Written task »
Copy the records below exactly, leaving out any pictures.

Records for the exercise »
——————
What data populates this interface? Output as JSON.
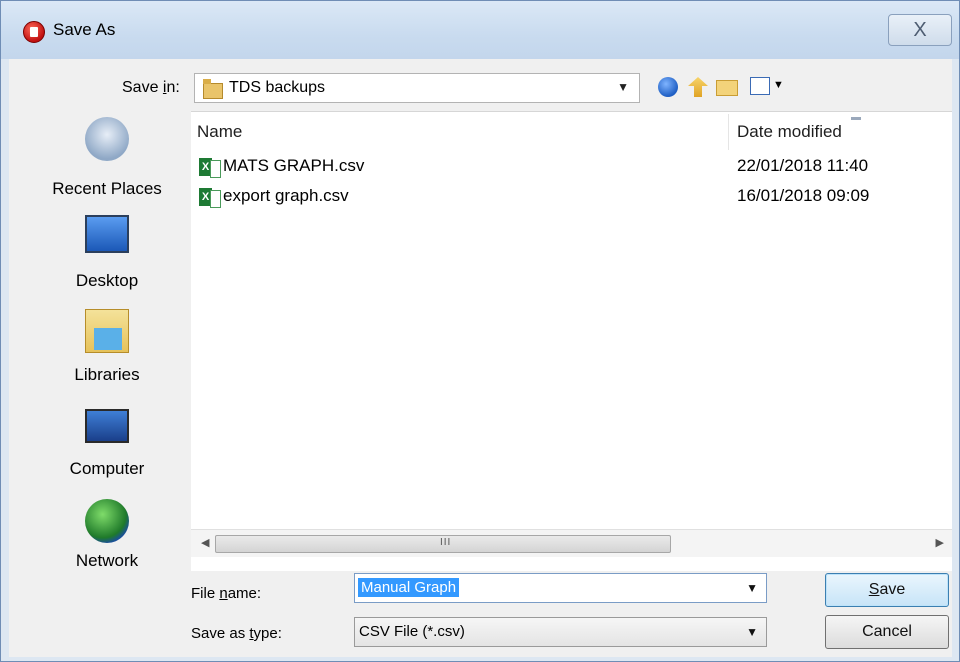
{
  "window": {
    "title": "Save As",
    "close_glyph": "X"
  },
  "toolbar": {
    "save_in_label_pre": "Save ",
    "save_in_label_key": "i",
    "save_in_label_post": "n:",
    "save_in_value": "TDS backups",
    "icons": [
      "back-icon",
      "up-folder-icon",
      "new-folder-icon",
      "view-menu-icon"
    ]
  },
  "places": [
    {
      "label": "Recent Places",
      "icon": "recent-places-icon"
    },
    {
      "label": "Desktop",
      "icon": "desktop-icon"
    },
    {
      "label": "Libraries",
      "icon": "libraries-icon"
    },
    {
      "label": "Computer",
      "icon": "computer-icon"
    },
    {
      "label": "Network",
      "icon": "network-icon"
    }
  ],
  "file_list": {
    "columns": {
      "name": "Name",
      "date": "Date modified"
    },
    "rows": [
      {
        "name": "MATS GRAPH.csv",
        "date": "22/01/2018 11:40"
      },
      {
        "name": "export graph.csv",
        "date": "16/01/2018 09:09"
      }
    ]
  },
  "scrollbar": {
    "grip": "III"
  },
  "form": {
    "file_name_label_pre": "File ",
    "file_name_label_key": "n",
    "file_name_label_post": "ame:",
    "file_name_value": "Manual Graph",
    "type_label_pre": "Save as ",
    "type_label_key": "t",
    "type_label_post": "ype:",
    "type_value": "CSV File (*.csv)"
  },
  "buttons": {
    "save_key": "S",
    "save_rest": "ave",
    "cancel": "Cancel"
  }
}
——————
The completed task »
What data populates this interface? Output as JSON.
{
  "window": {
    "title": "Save As",
    "close_glyph": "X"
  },
  "toolbar": {
    "save_in_label_pre": "Save ",
    "save_in_label_key": "i",
    "save_in_label_post": "n:",
    "save_in_value": "TDS backups",
    "icons": [
      "back-icon",
      "up-folder-icon",
      "new-folder-icon",
      "view-menu-icon"
    ]
  },
  "places": [
    {
      "label": "Recent Places",
      "icon": "recent-places-icon"
    },
    {
      "label": "Desktop",
      "icon": "desktop-icon"
    },
    {
      "label": "Libraries",
      "icon": "libraries-icon"
    },
    {
      "label": "Computer",
      "icon": "computer-icon"
    },
    {
      "label": "Network",
      "icon": "network-icon"
    }
  ],
  "file_list": {
    "columns": {
      "name": "Name",
      "date": "Date modified"
    },
    "rows": [
      {
        "name": "MATS GRAPH.csv",
        "date": "22/01/2018 11:40"
      },
      {
        "name": "export graph.csv",
        "date": "16/01/2018 09:09"
      }
    ]
  },
  "scrollbar": {
    "grip": "III"
  },
  "form": {
    "file_name_label_pre": "File ",
    "file_name_label_key": "n",
    "file_name_label_post": "ame:",
    "file_name_value": "Manual Graph",
    "type_label_pre": "Save as ",
    "type_label_key": "t",
    "type_label_post": "ype:",
    "type_value": "CSV File (*.csv)"
  },
  "buttons": {
    "save_key": "S",
    "save_rest": "ave",
    "cancel": "Cancel"
  }
}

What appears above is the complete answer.